## Begin Dataset
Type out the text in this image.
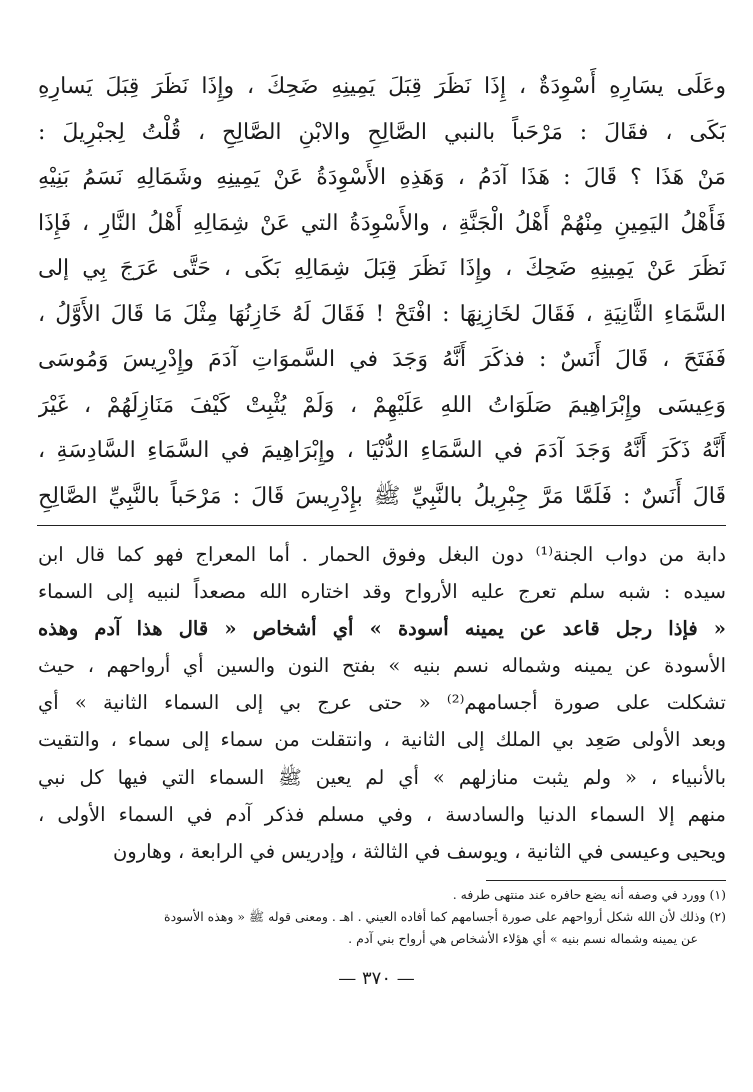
وعَلَى يسَارِهِ أَسْوِدَةٌ ، إِذَا نَظَرَ قِبَلَ يَمِينِهِ ضَحِكَ ، وإِذَا نَظَرَ قِبَلَ يَسارِهِ
بَكَى ، فقَالَ : مَرْحَباً بالنبي الصَّالِحِ والابْنِ الصَّالِحِ ، قُلْتُ لِجبْرِيلَ :
مَنْ هَذَا ؟ قَالَ : هَذَا آدَمُ ، وَهَذِهِ الأَسْوِدَةُ عَنْ يَمِينِهِ وشَمَالِهِ نَسَمُ بَنِيْهِ
فَأَهْلُ اليَمِينِ مِنْهُمْ أَهْلُ الْجَنَّةِ ، والأَسْوِدَةُ التي عَنْ شِمَالِهِ أَهْلُ النَّارِ ، فَإِذَا
نَظَرَ عَنْ يَمِينِهِ ضَحِكَ ، وإِذَا نَظَرَ قِبَلَ شِمَالِهِ بَكَى ، حَتَّى عَرَجَ بِي إلى
السَّمَاءِ الثَّانِيَةِ ، فَقَالَ لخَازِنِهَا : افْتَحْ ! فَقَالَ لَهُ خَازِنُهَا مِثْلَ مَا قَالَ الأَوَّلُ ،
فَفَتَحَ ، قَالَ أَنَسٌ : فذكَرَ أَنَّهُ وَجَدَ في السَّموَاتِ آدَمَ وإِدْرِيسَ وَمُوسَى
وَعِيسَى وإِبْرَاهِيمَ صَلَوَاتُ اللهِ عَلَيْهِمْ ، وَلَمْ يُثْبِتْ كَيْفَ مَنَازِلَهُمْ ، غَيْرَ
أَنَّهُ ذَكَرَ أَنَّهُ وَجَدَ آدَمَ في السَّمَاءِ الدُّنْيَا ، وإِبْرَاهِيمَ في السَّمَاءِ السَّادِسَةِ ،
قَالَ أَنَسٌ : فَلَمَّا مَرَّ جِبْرِيلُ بالنَّبِيِّ ﷺ بإِدْرِيسَ قَالَ : مَرْحَباً بالنَّبِيِّ الصَّالِحِ
دابة من دواب الجنة⁽¹⁾ دون البغل وفوق الحمار . أما المعراج فهو كما قال ابن
سيده : شبه سلم تعرج عليه الأرواح وقد اختاره الله مصعداً لنبيه إلى السماء
« فإذا رجل قاعد عن يمينه أسودة » أي أشخاص « قال هذا آدم وهذه
الأسودة عن يمينه وشماله نسم بنيه » بفتح النون والسين أي أرواحهم ، حيث
تشكلت على صورة أجسامهم⁽²⁾ « حتى عرج بي إلى السماء الثانية » أي
وبعد الأولى صَعِد بي الملك إلى الثانية ، وانتقلت من سماء إلى سماء ، والتقيت
بالأنبياء ، « ولم يثبت منازلهم » أي لم يعين ﷺ السماء التي فيها كل نبي
منهم إلا السماء الدنيا والسادسة ، وفي مسلم فذكر آدم في السماء الأولى ،
ويحيى وعيسى في الثانية ، ويوسف في الثالثة ، وإدريس في الرابعة ، وهارون
(١) وورد في وصفه أنه يضع حافره عند منتهى طرفه .
(٢) وذلك لأن الله شكل أرواحهم على صورة أجسامهم كما أفاده العيني . اهـ . ومعنى قوله ﷺ « وهذه الأسودة
عن يمينه وشماله نسم بنيه » أي هؤلاء الأشخاص هي أرواح بني آدم .
— ٣٧٠ —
## End Dataset
Exercise brief: Collect the lines that hold "يمينه".

Output of the exercise:
« فإذا رجل قاعد عن يمينه أسودة » أي أشخاص « قال هذا آدم وهذه
الأسودة عن يمينه وشماله نسم بنيه » بفتح النون والسين أي أرواحهم ، حيث
عن يمينه وشماله نسم بنيه » أي هؤلاء الأشخاص هي أرواح بني آدم .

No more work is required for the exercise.